> MATERIAL FOR THE TASK:
## Start
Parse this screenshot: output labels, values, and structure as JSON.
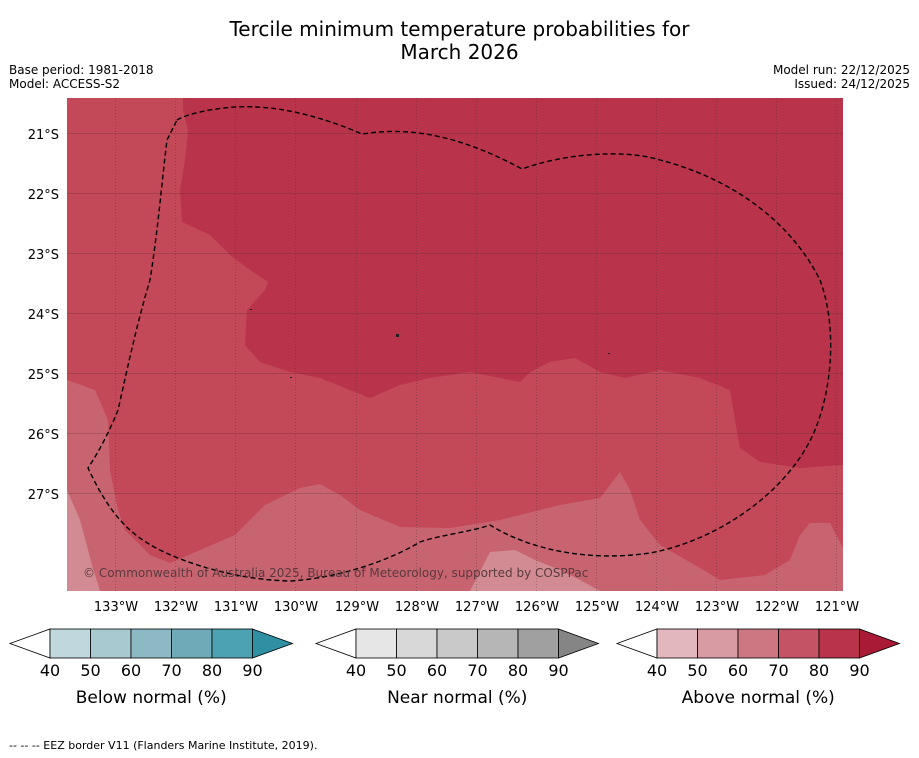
## End
## Start
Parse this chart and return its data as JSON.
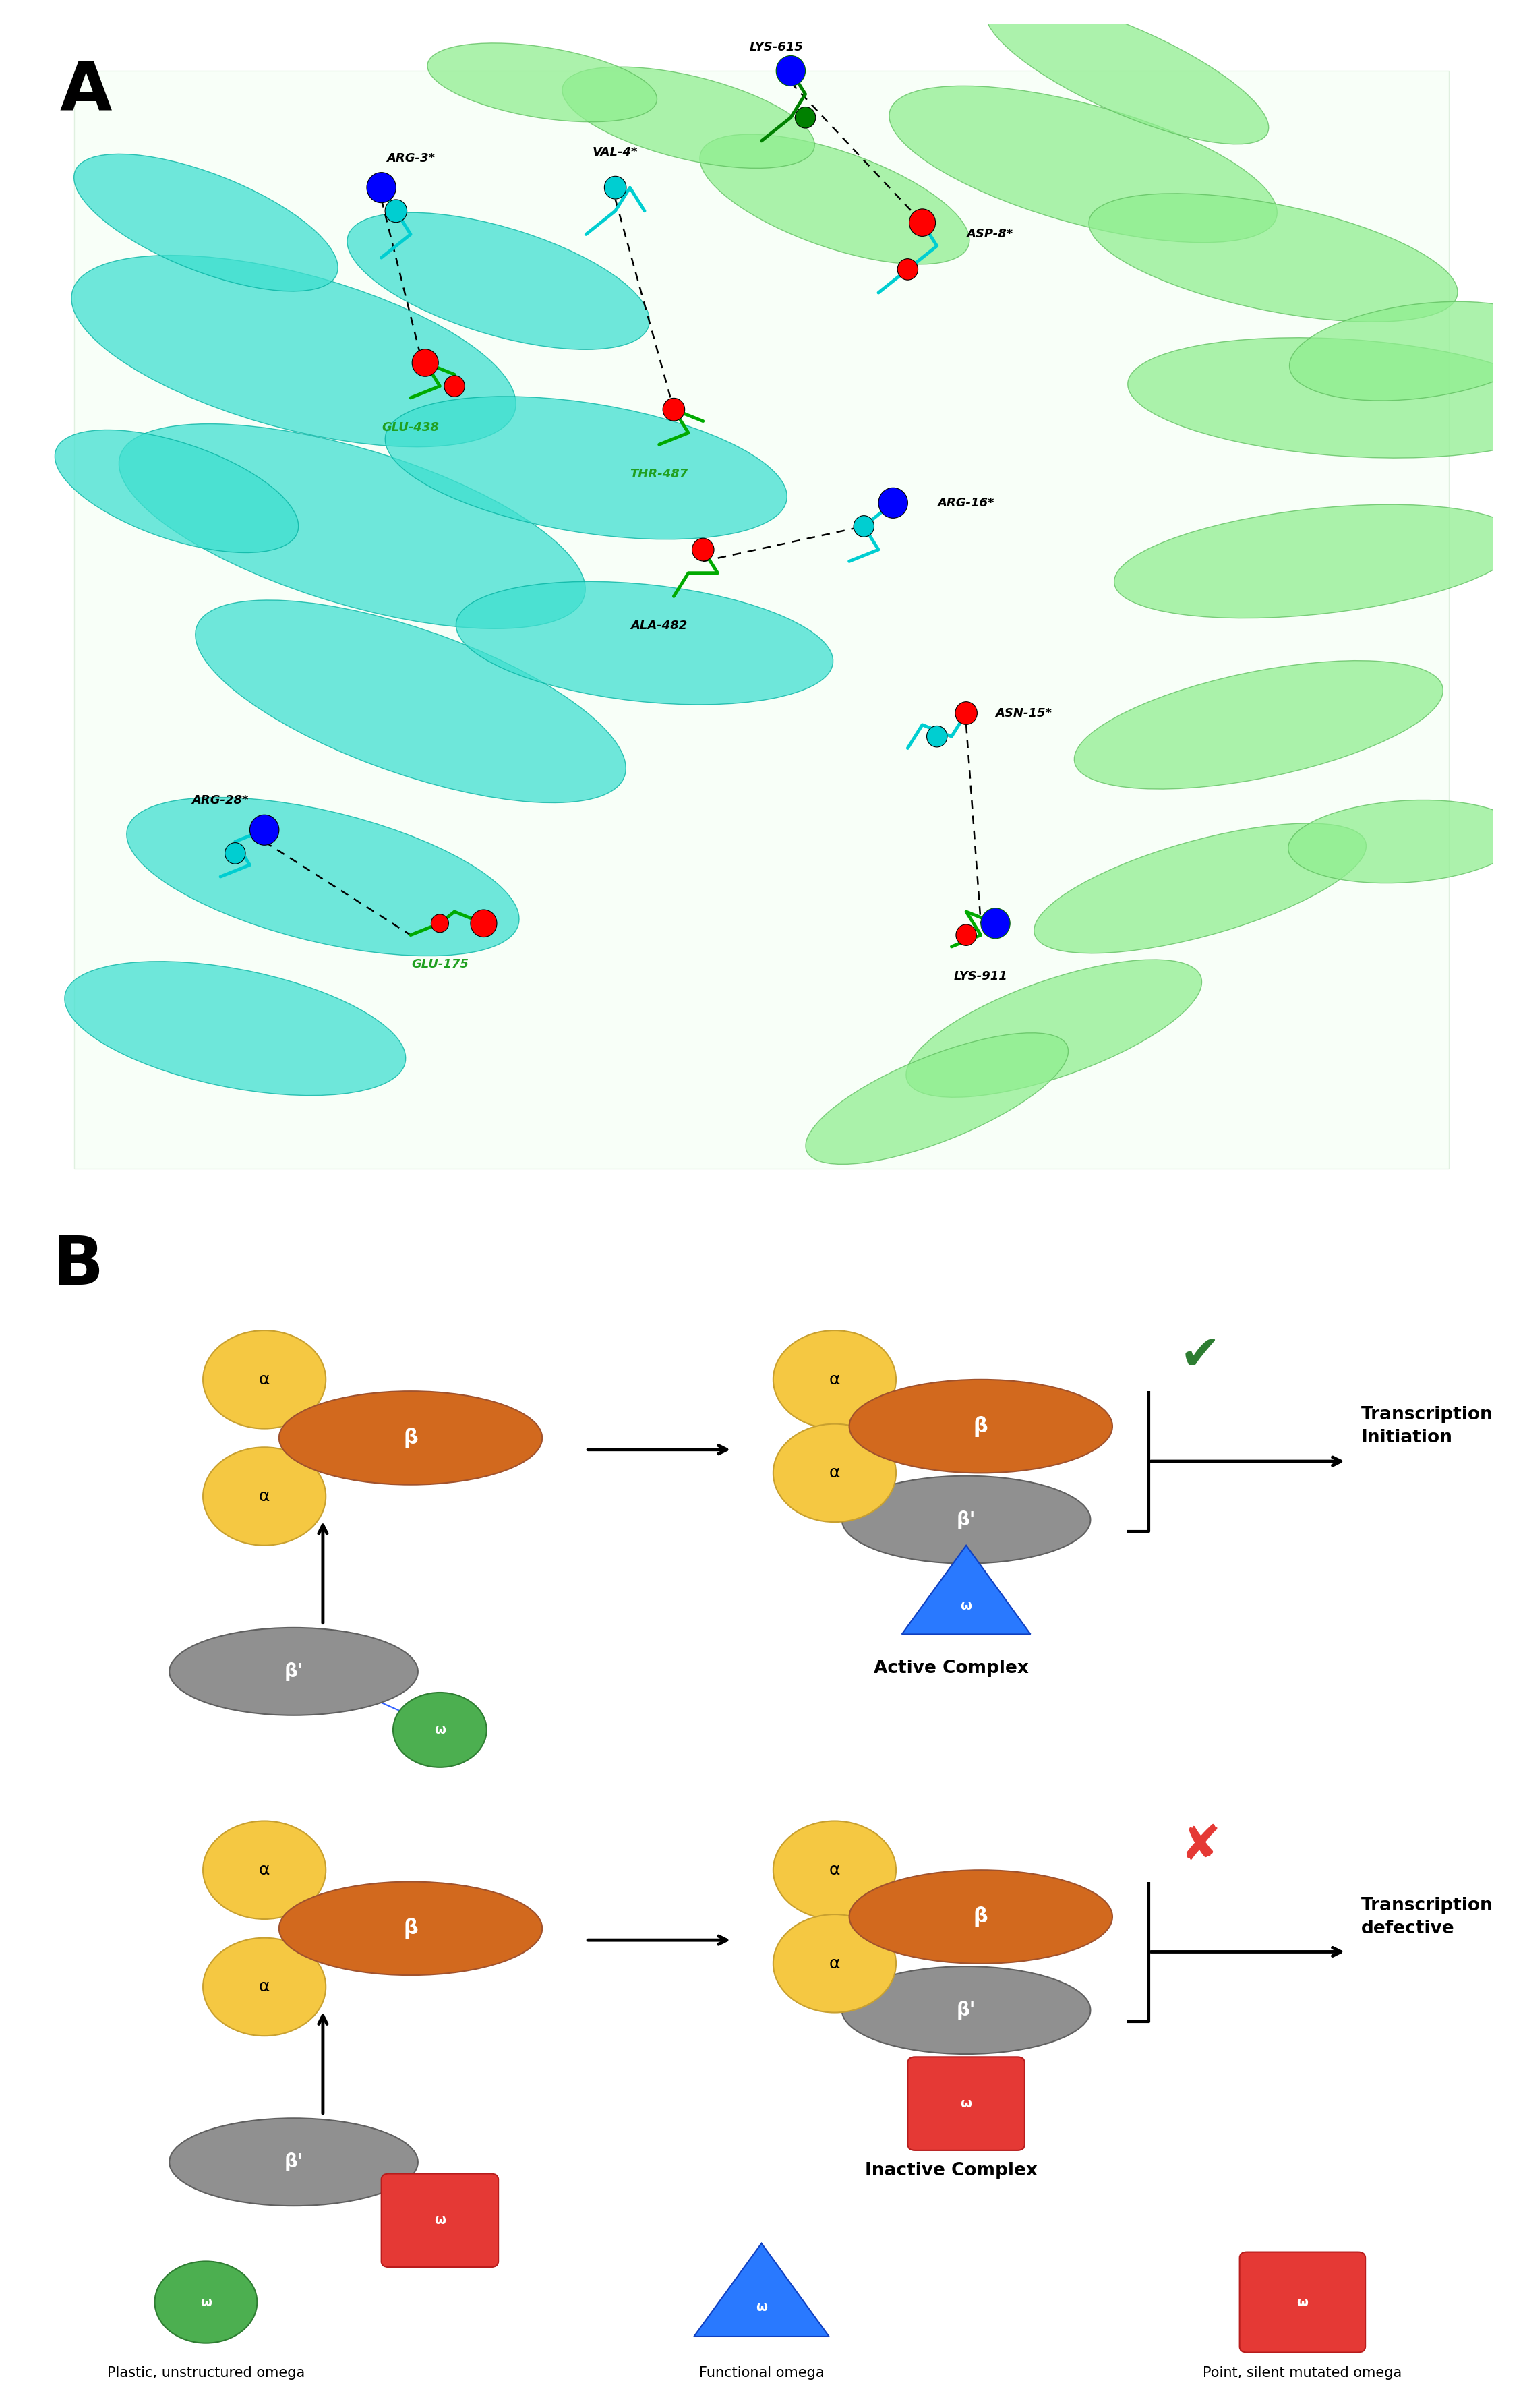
## End
## Start
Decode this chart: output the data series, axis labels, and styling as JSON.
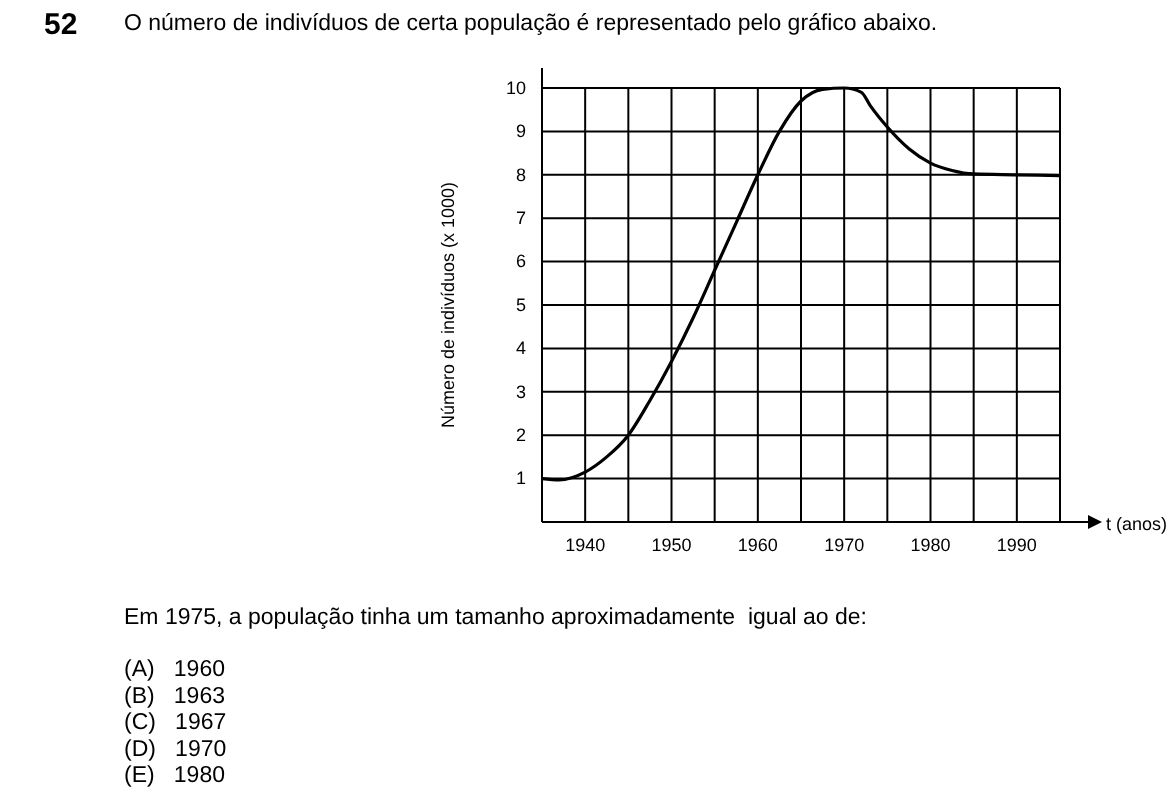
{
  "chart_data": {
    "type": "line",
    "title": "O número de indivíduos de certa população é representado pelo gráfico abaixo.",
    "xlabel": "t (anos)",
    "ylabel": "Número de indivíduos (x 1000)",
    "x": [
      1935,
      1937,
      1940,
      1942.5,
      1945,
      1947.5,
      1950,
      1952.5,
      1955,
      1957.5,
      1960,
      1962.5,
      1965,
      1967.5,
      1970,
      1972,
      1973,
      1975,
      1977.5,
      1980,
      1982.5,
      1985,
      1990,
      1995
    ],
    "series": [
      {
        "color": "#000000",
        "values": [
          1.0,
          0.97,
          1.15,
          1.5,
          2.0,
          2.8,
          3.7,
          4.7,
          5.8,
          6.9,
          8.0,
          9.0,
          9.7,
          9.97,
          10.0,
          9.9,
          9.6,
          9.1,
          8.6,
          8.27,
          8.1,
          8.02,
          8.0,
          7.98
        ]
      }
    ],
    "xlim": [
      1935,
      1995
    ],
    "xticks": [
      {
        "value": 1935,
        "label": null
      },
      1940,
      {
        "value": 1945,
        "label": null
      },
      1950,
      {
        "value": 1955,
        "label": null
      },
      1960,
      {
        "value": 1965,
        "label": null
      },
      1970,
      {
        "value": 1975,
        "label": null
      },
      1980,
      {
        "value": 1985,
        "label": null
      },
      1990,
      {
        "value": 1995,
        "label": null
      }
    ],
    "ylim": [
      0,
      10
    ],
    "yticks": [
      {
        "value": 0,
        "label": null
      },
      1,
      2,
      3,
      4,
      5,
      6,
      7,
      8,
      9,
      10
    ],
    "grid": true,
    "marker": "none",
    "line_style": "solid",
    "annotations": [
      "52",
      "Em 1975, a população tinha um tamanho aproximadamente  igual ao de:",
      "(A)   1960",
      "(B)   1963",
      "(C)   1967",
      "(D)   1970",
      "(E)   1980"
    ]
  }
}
## End
> WHAT IS EXPECTED: Scan the data for the word "Parse" and copy every line where it shows up.

> SOLUTION FOR THIS TASK:
Parse this screenshot: output labels, values, and structure as JSON.
Parse this chart and return its data as JSON.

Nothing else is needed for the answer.